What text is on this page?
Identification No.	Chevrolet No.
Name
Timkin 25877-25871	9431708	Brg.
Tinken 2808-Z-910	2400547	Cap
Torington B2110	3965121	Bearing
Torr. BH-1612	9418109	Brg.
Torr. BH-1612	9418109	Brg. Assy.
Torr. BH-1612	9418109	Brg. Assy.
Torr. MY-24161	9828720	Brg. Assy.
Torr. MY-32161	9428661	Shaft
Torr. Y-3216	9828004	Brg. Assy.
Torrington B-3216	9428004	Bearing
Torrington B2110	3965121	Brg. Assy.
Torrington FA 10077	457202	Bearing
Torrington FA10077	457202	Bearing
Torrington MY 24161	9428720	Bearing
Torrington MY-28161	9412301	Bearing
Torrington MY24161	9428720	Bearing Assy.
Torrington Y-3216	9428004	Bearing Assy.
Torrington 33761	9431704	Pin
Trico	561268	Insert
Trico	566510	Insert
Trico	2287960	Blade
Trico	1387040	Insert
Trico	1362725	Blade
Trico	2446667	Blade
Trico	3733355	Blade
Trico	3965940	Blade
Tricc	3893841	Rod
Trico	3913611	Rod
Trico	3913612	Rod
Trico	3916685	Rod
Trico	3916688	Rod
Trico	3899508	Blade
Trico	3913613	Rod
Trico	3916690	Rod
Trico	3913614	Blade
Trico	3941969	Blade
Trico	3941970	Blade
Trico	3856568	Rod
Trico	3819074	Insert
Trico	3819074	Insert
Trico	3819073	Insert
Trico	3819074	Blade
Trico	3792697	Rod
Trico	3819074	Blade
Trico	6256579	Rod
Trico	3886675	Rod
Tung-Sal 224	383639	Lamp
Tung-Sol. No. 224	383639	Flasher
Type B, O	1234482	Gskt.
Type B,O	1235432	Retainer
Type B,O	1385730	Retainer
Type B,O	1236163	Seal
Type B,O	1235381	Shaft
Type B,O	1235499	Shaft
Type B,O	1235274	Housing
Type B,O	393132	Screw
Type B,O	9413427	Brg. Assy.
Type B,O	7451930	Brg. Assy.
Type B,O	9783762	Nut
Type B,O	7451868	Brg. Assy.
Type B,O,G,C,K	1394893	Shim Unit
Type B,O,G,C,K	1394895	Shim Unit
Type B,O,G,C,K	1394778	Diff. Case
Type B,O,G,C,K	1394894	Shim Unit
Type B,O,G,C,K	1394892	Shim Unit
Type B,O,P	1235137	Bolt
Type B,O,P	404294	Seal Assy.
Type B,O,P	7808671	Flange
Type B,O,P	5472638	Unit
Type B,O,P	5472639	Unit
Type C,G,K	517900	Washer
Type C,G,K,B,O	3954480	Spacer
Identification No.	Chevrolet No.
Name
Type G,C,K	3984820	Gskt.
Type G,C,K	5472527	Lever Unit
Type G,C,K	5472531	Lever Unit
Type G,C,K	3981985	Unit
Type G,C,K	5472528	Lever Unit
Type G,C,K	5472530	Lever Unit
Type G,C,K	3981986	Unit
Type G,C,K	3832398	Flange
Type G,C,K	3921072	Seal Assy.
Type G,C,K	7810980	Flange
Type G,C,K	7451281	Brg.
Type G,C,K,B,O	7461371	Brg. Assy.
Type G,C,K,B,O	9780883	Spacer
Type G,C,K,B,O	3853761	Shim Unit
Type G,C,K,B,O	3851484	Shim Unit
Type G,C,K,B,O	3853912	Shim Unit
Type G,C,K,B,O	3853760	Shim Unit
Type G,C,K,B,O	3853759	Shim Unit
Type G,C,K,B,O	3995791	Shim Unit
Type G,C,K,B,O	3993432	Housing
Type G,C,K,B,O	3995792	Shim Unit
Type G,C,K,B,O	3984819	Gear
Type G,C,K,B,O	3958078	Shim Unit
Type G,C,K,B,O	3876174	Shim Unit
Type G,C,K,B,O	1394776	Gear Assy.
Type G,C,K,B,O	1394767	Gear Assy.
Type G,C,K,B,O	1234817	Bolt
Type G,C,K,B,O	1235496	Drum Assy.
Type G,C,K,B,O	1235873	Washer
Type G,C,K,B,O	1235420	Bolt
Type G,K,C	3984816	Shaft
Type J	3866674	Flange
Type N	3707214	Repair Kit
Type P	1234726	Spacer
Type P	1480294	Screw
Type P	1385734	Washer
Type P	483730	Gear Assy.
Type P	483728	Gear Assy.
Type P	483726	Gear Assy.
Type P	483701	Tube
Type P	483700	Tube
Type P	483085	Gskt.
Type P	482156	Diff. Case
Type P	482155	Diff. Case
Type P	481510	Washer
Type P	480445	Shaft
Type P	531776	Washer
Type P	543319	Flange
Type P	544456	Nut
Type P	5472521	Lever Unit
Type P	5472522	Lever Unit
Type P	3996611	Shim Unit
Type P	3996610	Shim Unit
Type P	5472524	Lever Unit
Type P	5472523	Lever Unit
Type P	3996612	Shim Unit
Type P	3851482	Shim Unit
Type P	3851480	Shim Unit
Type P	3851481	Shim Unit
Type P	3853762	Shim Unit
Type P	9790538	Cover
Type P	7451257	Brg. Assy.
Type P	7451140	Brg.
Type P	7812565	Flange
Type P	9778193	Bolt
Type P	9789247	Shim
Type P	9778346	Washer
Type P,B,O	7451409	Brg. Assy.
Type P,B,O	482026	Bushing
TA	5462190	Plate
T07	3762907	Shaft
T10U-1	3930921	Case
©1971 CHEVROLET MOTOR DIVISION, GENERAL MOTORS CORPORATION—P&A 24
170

_____

- **Task details**
Pick out lines containing the word "Retainer", each one as written.

- **Written reply**
Type B,O	1235432	Retainer
Type B,O	1385730	Retainer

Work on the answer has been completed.